Work required: Transcribe all of the material exactly. Any picture in it should be left out.

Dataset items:
----------------------------------------

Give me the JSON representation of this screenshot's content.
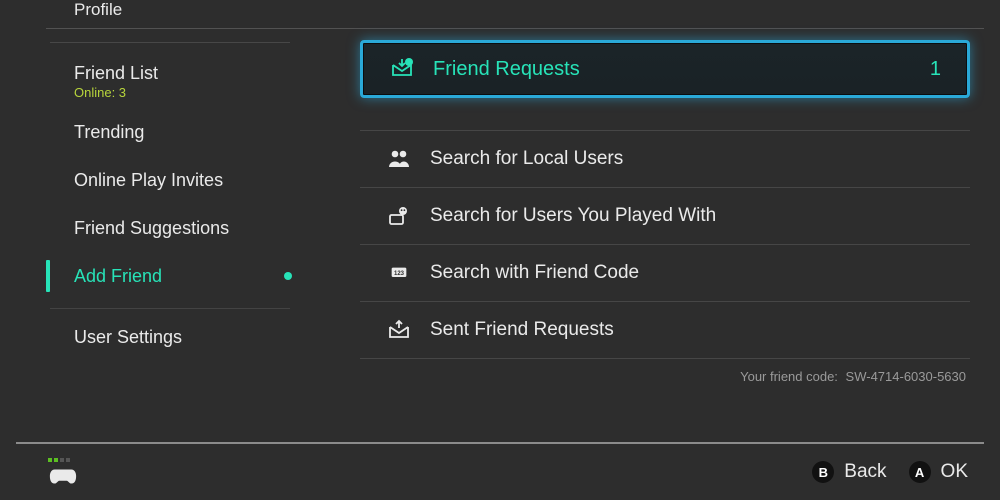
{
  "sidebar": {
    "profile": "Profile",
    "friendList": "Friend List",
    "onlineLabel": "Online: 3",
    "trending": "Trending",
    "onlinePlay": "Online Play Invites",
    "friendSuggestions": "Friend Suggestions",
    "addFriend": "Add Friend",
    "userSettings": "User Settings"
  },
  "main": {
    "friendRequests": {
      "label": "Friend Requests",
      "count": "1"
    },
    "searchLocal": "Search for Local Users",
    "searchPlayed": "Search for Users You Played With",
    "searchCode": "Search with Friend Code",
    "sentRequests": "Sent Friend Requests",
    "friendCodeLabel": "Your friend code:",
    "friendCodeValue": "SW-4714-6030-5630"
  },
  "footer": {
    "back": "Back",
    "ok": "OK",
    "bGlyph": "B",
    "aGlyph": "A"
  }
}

----------------------------------------

Result for this task:
Give me the JSON representation of this screenshot's content.
{
  "sidebar": {
    "profile": "Profile",
    "friendList": "Friend List",
    "onlineLabel": "Online: 3",
    "trending": "Trending",
    "onlinePlay": "Online Play Invites",
    "friendSuggestions": "Friend Suggestions",
    "addFriend": "Add Friend",
    "userSettings": "User Settings"
  },
  "main": {
    "friendRequests": {
      "label": "Friend Requests",
      "count": "1"
    },
    "searchLocal": "Search for Local Users",
    "searchPlayed": "Search for Users You Played With",
    "searchCode": "Search with Friend Code",
    "sentRequests": "Sent Friend Requests",
    "friendCodeLabel": "Your friend code:",
    "friendCodeValue": "SW-4714-6030-5630"
  },
  "footer": {
    "back": "Back",
    "ok": "OK",
    "bGlyph": "B",
    "aGlyph": "A"
  }
}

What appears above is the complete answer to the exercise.